# [Exercise]
Looking at the data below, count the lines that contain the string "color". Write only the total.

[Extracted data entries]
· · · · · · ·
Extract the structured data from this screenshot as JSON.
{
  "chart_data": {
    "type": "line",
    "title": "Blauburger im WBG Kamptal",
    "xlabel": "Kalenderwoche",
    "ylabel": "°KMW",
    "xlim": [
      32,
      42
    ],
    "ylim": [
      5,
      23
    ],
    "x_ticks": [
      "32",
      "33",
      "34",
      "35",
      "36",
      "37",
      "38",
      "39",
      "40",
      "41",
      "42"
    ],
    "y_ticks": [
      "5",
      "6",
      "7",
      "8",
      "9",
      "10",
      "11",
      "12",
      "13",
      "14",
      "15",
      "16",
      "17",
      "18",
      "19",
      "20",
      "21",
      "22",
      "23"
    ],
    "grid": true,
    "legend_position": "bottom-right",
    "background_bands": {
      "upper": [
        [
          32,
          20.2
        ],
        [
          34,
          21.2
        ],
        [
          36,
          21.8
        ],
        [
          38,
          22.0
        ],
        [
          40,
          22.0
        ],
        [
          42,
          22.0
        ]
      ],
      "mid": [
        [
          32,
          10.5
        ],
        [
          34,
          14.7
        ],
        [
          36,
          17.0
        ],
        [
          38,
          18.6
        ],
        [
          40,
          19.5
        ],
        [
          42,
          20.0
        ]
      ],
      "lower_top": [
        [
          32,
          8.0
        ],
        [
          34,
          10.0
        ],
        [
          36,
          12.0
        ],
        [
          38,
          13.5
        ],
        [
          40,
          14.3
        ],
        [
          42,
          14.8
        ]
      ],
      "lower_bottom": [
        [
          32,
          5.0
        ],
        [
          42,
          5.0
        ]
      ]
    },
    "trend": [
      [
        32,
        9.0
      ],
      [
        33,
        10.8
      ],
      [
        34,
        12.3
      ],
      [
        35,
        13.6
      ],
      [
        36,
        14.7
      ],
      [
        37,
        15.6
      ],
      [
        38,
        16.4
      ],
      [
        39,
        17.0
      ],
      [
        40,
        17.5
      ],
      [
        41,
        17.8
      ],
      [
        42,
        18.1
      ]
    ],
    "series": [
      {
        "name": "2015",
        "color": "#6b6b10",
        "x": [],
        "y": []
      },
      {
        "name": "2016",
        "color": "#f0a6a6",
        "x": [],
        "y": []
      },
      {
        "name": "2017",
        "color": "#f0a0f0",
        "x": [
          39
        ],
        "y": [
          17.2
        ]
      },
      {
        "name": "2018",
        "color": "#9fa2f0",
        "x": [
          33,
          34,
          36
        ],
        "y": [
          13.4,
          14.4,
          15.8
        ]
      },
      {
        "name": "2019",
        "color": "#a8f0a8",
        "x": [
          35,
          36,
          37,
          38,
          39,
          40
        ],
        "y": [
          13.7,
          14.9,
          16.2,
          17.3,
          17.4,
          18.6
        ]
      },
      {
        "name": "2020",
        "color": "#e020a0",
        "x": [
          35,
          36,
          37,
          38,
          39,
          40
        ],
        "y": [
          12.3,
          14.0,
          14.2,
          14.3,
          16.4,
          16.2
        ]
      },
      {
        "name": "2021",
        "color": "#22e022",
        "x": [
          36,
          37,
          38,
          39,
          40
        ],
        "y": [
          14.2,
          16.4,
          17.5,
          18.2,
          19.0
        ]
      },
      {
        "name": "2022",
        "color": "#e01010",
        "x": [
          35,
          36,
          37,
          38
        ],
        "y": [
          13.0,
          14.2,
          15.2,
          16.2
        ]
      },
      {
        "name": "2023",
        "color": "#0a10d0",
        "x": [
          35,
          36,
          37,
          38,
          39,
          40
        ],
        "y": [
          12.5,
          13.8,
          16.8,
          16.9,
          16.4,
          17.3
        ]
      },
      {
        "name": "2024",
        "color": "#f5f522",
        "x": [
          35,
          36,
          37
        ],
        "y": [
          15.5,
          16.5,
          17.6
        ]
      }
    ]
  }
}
· · · · · · ·
# [Worked answer]
10